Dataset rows
# # # #
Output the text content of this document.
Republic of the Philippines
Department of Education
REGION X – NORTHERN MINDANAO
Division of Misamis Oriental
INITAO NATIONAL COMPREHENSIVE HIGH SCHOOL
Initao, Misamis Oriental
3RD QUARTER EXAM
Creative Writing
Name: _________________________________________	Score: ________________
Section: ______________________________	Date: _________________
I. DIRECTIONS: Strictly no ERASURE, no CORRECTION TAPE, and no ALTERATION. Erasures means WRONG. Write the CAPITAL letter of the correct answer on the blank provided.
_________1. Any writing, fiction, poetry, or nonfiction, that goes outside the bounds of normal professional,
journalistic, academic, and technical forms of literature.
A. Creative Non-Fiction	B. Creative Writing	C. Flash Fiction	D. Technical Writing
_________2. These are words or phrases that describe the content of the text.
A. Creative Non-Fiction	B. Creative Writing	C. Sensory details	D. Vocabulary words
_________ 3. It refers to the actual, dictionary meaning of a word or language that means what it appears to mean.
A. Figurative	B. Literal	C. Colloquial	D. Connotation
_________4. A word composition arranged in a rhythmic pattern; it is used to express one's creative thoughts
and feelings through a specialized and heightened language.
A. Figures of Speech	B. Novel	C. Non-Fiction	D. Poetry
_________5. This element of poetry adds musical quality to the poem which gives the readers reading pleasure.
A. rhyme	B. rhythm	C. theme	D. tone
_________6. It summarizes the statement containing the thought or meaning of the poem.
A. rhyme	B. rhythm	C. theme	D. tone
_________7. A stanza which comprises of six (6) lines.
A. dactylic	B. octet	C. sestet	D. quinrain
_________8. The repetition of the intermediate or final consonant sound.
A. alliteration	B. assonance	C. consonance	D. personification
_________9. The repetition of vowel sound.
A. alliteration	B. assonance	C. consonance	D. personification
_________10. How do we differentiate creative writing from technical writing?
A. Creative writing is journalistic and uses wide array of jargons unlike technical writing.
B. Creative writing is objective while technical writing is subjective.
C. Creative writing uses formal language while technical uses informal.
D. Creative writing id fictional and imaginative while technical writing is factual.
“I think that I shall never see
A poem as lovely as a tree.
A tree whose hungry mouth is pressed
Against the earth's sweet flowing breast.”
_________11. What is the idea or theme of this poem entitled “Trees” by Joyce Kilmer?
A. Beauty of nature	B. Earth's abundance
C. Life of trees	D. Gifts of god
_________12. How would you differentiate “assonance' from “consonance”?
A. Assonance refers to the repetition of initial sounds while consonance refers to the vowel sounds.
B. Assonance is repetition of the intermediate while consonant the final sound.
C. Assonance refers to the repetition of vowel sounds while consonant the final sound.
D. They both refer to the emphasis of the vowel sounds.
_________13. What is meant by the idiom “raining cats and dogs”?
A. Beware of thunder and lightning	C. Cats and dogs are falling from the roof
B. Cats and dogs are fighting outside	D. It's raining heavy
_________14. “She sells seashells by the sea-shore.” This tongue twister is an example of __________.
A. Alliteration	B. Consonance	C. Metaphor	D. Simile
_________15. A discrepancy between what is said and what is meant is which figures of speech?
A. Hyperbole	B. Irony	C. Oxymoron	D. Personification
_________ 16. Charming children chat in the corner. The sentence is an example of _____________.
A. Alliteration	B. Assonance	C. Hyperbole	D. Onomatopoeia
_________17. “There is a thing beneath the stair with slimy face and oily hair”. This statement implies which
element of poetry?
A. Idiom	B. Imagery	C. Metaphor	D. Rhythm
# # # #
**Stated problem:**
Go through the data and count each line that has the word "intermediate", then give the total alone.

**Exercise solution:**
2